▶ GOAL
Lines that include the word "small" are the ones to copy.

(Figure data in JSON)

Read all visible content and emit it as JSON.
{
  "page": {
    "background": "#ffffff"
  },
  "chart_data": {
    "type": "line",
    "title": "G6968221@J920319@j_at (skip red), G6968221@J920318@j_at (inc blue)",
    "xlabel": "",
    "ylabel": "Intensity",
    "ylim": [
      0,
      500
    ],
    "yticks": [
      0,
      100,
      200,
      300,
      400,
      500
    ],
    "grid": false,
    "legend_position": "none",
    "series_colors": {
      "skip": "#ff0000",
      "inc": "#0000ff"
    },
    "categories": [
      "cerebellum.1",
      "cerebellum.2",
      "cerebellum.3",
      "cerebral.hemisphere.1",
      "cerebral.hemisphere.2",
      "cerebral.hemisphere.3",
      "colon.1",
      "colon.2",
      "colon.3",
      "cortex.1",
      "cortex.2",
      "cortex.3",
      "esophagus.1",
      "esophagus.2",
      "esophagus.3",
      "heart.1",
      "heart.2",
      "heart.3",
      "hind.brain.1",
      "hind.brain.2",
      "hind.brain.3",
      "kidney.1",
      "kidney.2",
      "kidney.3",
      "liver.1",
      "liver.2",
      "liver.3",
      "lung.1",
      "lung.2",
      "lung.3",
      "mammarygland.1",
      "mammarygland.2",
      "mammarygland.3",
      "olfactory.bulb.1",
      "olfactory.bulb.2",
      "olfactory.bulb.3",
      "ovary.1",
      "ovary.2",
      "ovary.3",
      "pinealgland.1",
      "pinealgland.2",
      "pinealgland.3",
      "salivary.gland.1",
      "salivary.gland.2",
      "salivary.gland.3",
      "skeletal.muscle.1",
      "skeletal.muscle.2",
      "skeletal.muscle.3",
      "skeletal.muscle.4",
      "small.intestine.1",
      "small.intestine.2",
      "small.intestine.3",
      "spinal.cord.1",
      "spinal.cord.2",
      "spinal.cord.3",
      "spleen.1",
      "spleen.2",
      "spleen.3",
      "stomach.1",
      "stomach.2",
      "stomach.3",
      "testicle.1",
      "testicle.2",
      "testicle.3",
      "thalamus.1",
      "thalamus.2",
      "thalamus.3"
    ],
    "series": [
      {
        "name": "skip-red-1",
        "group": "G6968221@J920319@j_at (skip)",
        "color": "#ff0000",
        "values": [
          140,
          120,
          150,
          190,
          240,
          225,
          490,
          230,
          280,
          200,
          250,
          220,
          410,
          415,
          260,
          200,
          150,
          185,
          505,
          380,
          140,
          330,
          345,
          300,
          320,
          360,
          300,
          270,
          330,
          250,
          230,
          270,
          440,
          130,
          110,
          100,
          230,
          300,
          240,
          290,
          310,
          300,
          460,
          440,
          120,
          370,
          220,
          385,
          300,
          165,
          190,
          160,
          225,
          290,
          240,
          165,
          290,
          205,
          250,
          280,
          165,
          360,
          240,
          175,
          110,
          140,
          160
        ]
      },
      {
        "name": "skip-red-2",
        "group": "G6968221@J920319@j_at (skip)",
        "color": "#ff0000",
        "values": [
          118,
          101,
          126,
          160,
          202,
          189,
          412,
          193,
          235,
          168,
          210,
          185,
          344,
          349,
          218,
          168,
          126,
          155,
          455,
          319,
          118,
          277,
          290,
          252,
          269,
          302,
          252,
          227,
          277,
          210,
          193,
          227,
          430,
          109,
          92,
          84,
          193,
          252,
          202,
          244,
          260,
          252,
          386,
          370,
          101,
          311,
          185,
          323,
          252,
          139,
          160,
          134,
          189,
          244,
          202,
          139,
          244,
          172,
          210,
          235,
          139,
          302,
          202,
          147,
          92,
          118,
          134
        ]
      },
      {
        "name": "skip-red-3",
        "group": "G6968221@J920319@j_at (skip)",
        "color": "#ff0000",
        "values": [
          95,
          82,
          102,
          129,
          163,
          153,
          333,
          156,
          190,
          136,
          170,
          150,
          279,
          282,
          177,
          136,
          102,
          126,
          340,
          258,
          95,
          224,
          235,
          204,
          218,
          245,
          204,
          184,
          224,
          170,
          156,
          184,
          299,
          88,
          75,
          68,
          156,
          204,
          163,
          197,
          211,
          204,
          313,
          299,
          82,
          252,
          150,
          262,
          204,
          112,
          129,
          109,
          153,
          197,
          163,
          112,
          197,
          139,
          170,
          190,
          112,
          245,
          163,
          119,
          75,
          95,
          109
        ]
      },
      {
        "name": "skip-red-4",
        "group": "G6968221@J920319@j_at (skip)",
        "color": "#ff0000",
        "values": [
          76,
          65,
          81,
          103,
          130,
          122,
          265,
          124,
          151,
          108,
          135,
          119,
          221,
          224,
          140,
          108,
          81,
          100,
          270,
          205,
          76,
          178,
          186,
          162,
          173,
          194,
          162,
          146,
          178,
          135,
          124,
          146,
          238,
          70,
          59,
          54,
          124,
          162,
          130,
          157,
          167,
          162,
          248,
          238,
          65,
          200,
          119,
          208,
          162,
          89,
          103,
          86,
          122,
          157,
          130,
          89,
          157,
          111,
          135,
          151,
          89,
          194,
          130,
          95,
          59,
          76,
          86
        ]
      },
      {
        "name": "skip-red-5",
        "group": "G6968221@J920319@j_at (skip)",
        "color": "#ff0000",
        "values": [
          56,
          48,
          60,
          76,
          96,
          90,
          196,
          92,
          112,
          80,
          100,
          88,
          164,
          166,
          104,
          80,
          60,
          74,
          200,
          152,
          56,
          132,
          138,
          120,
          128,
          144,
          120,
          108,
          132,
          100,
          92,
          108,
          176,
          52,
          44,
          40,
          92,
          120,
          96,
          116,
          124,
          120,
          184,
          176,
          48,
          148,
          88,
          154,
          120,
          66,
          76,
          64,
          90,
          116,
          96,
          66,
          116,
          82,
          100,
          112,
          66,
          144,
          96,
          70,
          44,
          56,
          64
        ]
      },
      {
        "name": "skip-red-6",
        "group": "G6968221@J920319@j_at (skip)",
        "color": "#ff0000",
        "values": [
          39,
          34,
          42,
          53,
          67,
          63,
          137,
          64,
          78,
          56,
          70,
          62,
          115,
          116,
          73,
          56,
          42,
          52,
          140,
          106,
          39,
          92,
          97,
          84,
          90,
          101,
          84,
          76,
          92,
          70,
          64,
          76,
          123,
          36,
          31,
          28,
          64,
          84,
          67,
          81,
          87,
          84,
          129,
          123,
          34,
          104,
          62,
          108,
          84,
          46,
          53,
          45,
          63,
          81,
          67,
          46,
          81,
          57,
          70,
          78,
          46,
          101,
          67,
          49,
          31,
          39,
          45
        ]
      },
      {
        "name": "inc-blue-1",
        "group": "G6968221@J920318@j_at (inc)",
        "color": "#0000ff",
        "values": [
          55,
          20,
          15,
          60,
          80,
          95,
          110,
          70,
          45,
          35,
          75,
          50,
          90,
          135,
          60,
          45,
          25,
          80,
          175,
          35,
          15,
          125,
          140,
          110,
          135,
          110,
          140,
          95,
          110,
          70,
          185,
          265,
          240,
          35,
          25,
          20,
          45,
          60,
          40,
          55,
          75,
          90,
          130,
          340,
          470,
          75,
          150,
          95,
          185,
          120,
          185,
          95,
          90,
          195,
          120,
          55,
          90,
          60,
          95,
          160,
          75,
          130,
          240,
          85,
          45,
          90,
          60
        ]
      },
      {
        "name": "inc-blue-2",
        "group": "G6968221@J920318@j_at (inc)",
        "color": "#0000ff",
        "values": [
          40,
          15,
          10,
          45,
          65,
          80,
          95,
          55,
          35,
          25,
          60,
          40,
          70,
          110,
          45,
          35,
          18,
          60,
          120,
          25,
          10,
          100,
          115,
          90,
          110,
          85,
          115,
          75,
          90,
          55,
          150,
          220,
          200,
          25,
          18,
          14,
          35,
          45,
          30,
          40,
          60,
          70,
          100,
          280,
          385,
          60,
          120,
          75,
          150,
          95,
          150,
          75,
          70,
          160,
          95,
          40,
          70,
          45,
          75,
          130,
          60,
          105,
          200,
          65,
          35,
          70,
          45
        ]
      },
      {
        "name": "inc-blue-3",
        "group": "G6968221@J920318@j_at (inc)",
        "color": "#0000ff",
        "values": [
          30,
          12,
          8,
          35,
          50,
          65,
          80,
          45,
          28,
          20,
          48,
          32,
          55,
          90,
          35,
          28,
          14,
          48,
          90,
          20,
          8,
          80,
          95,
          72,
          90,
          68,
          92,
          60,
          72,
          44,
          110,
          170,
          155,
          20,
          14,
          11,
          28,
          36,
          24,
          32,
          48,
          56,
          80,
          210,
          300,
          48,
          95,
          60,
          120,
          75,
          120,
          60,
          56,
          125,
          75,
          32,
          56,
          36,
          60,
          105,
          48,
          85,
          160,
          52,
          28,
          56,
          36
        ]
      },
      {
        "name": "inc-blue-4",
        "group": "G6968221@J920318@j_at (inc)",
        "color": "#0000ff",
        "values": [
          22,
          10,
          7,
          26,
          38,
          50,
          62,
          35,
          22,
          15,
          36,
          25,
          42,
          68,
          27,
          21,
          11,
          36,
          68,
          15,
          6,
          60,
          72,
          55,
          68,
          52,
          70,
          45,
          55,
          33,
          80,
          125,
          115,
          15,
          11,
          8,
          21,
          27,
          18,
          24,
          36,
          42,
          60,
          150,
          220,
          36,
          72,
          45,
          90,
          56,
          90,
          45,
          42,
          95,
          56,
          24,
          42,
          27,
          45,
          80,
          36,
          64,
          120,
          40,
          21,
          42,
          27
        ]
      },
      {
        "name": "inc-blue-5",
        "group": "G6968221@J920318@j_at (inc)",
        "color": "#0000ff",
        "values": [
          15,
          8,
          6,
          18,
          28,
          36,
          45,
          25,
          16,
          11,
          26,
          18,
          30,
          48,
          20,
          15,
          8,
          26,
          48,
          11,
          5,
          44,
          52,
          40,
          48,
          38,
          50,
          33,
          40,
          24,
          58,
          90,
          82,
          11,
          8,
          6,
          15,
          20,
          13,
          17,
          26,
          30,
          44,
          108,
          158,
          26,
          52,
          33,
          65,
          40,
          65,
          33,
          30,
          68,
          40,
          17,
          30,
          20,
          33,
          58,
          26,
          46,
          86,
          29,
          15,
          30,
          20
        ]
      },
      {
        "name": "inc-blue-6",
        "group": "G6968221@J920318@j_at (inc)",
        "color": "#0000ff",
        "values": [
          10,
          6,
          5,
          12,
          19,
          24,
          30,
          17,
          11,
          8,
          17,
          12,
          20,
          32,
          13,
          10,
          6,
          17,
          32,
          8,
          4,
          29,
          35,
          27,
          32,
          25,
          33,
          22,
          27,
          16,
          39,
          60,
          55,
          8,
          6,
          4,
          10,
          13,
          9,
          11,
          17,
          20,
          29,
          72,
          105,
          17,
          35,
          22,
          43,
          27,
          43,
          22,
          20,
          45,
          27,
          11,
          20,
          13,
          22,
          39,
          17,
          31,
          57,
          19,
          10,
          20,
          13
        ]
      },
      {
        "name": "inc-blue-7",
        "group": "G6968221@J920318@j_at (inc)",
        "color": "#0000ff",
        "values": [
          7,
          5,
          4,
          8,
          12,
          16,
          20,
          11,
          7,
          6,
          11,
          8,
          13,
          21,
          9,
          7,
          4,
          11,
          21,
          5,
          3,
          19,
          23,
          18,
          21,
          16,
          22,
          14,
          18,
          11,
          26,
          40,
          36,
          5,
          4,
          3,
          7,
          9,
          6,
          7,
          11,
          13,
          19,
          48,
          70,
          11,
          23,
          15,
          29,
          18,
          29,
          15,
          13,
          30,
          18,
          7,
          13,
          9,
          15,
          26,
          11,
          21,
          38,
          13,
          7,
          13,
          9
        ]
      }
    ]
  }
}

▶ RESPONSE TO THE TASK
      "small.intestine.1",
      "small.intestine.2",
      "small.intestine.3",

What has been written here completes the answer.